Dataset entries:
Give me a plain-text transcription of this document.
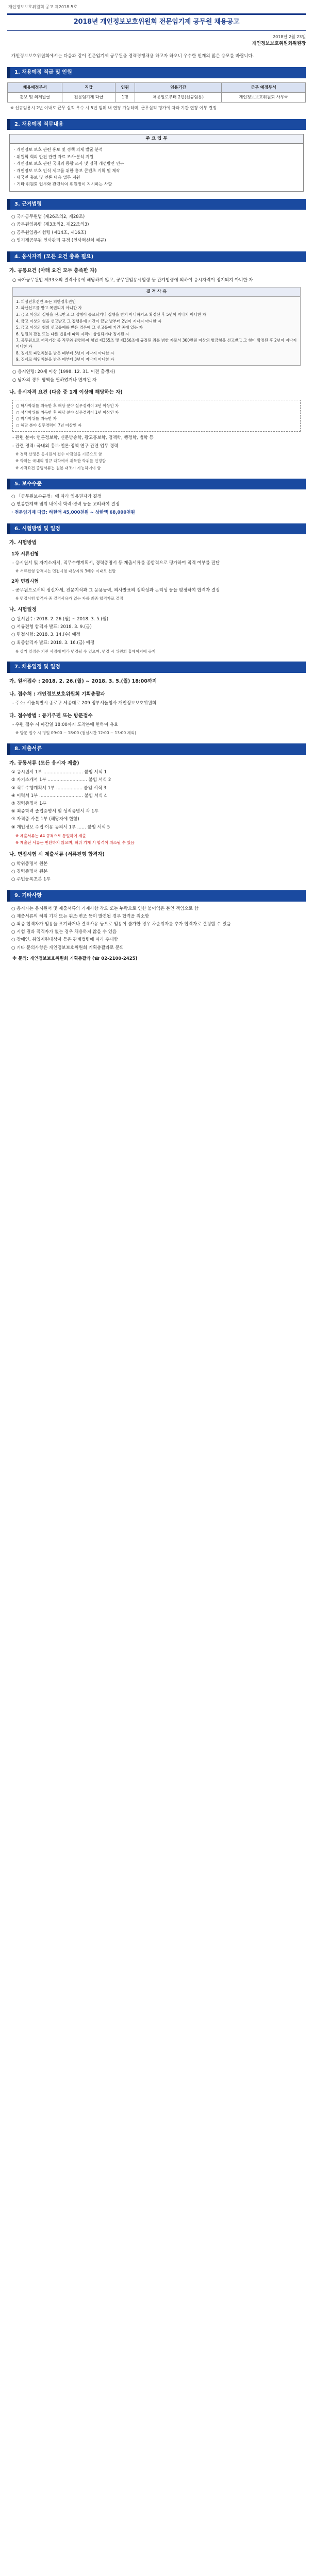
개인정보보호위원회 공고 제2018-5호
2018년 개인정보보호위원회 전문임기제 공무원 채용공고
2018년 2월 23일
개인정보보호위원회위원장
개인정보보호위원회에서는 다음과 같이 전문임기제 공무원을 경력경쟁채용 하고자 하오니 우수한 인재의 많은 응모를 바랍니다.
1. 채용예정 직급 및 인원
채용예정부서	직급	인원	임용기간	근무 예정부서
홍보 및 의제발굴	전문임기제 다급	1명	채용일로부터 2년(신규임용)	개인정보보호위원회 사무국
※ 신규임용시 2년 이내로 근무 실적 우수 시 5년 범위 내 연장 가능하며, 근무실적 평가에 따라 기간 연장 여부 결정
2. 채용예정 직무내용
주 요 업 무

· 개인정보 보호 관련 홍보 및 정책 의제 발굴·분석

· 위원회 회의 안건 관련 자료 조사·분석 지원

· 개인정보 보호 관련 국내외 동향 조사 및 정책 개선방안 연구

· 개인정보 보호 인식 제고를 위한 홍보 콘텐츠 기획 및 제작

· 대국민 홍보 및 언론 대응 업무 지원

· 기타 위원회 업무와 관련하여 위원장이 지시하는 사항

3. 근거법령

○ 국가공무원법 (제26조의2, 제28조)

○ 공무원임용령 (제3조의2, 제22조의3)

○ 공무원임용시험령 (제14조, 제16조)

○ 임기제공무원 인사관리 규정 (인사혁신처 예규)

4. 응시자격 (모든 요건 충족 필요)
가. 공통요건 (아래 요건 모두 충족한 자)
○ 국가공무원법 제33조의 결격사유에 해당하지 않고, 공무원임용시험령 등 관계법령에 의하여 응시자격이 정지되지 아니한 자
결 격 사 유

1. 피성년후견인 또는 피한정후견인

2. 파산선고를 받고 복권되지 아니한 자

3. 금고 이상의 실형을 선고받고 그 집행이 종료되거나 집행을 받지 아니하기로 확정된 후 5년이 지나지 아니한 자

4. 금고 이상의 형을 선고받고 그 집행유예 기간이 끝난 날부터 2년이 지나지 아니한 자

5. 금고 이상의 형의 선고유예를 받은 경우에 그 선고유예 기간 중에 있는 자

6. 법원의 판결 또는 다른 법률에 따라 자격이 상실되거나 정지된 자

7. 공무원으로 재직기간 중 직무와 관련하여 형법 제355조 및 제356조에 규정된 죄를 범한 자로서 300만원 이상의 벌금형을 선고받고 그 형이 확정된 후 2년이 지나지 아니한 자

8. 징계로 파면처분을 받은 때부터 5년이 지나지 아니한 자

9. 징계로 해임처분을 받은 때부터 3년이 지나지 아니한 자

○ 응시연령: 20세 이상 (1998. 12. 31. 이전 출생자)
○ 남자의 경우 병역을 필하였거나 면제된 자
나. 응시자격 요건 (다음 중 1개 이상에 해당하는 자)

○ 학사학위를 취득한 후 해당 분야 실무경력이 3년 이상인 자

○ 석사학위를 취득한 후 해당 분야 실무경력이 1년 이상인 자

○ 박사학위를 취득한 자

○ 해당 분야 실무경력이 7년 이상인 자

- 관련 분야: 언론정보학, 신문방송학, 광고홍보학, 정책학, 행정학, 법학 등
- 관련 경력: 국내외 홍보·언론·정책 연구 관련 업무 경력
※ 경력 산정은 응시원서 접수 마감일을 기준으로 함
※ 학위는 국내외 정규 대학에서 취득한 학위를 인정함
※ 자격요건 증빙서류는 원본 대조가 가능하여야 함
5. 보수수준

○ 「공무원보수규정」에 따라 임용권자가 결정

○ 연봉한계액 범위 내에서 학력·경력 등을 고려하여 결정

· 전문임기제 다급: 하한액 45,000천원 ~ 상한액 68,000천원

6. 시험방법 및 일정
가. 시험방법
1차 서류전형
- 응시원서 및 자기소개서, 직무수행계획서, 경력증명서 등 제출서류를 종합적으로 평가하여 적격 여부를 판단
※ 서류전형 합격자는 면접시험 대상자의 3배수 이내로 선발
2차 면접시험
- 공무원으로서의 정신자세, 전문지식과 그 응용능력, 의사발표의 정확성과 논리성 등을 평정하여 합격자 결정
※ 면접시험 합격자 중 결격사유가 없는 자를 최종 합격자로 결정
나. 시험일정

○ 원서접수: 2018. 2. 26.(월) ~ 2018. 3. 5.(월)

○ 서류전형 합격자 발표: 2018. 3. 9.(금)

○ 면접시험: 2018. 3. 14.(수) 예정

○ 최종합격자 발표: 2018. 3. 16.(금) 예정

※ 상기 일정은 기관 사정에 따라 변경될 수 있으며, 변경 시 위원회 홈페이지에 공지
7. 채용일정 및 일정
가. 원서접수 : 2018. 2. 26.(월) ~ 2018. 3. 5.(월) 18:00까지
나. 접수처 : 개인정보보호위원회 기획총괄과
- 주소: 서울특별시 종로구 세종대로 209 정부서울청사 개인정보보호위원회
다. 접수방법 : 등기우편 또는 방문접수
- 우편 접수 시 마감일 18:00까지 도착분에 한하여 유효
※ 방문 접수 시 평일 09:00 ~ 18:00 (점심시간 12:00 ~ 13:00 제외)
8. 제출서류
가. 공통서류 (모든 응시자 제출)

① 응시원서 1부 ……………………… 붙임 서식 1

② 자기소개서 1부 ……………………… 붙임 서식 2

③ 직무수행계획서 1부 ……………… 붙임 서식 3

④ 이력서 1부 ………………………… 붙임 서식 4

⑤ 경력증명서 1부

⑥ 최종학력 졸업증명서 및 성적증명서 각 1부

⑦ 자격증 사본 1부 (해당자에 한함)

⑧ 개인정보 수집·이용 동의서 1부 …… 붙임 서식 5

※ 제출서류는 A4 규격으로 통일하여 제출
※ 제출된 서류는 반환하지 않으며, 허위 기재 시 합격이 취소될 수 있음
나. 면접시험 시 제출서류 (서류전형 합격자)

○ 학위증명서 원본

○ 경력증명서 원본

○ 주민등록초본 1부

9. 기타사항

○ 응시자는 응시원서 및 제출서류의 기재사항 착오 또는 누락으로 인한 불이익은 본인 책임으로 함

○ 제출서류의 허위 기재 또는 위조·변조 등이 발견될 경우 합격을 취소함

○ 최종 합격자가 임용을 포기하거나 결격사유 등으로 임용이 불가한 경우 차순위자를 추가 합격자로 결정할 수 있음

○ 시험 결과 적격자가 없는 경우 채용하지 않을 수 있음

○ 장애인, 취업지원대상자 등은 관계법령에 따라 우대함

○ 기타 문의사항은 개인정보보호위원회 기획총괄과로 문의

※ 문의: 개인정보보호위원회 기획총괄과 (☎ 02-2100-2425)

--

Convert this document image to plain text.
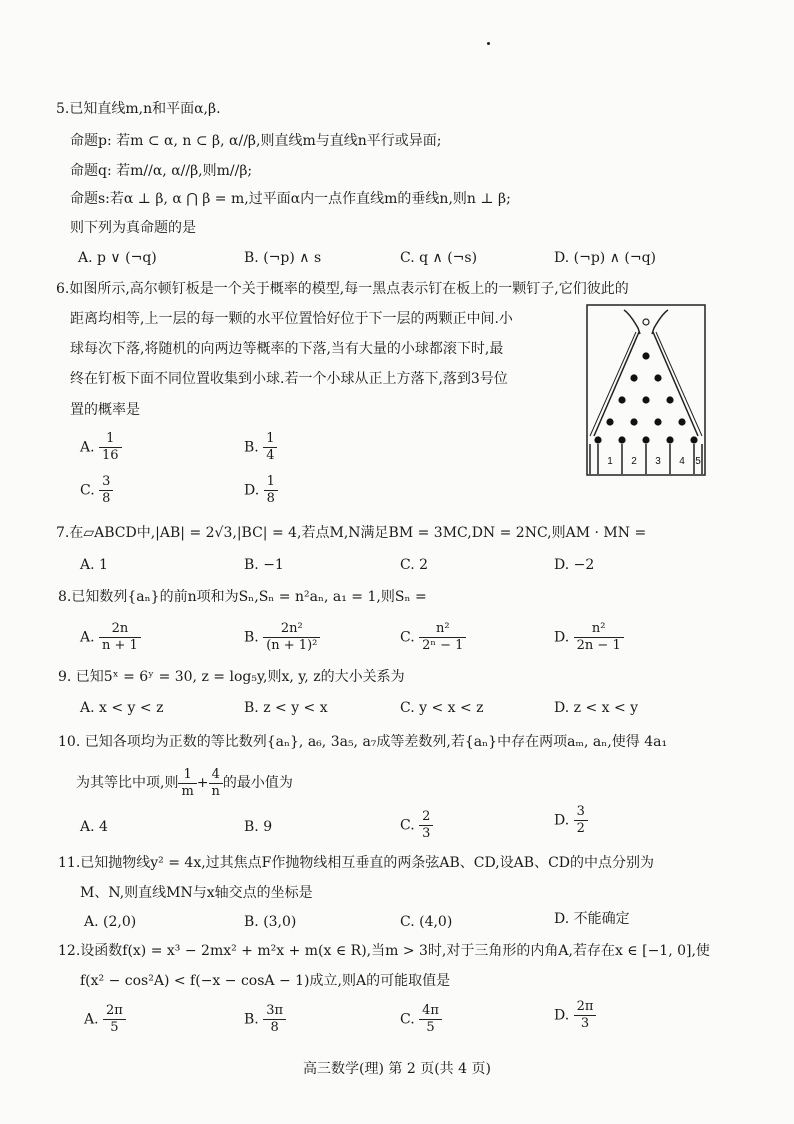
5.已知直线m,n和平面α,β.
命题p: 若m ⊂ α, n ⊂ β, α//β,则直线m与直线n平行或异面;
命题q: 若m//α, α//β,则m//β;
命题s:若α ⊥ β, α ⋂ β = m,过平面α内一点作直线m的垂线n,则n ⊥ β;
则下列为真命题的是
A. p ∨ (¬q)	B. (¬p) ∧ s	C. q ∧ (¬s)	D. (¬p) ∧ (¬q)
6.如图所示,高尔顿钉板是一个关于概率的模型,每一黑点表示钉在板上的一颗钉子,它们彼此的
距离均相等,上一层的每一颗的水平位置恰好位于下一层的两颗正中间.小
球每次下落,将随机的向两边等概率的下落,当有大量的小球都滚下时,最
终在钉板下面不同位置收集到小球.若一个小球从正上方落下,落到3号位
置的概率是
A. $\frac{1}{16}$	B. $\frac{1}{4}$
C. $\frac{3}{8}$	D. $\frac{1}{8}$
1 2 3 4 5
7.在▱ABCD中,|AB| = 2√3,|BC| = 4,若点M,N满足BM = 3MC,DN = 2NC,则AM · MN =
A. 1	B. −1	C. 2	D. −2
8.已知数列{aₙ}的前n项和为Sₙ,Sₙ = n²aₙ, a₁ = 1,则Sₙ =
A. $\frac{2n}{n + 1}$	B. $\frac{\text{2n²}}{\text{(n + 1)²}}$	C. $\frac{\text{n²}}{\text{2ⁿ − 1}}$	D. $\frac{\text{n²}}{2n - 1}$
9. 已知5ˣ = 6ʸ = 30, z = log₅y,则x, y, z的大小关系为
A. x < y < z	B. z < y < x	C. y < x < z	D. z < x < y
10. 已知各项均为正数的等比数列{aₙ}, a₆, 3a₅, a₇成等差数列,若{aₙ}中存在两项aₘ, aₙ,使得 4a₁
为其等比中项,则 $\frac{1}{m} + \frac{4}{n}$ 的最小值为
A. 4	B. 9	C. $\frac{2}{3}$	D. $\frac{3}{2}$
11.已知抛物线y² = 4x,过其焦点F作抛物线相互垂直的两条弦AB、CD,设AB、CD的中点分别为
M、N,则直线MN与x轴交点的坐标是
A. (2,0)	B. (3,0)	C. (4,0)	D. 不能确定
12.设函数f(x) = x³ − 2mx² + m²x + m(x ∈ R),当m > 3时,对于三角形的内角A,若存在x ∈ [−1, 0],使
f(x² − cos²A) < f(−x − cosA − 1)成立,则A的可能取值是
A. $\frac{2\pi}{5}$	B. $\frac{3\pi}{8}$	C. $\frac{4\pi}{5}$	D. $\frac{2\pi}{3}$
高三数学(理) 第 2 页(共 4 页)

TASK TO CARRY OUT - Locate all lines that include the word "실무경력이" and copy them out.

RESULT -
○ 학사학위를 취득한 후 해당 분야 실무경력이 3년 이상인 자
○ 석사학위를 취득한 후 해당 분야 실무경력이 1년 이상인 자
○ 해당 분야 실무경력이 7년 이상인 자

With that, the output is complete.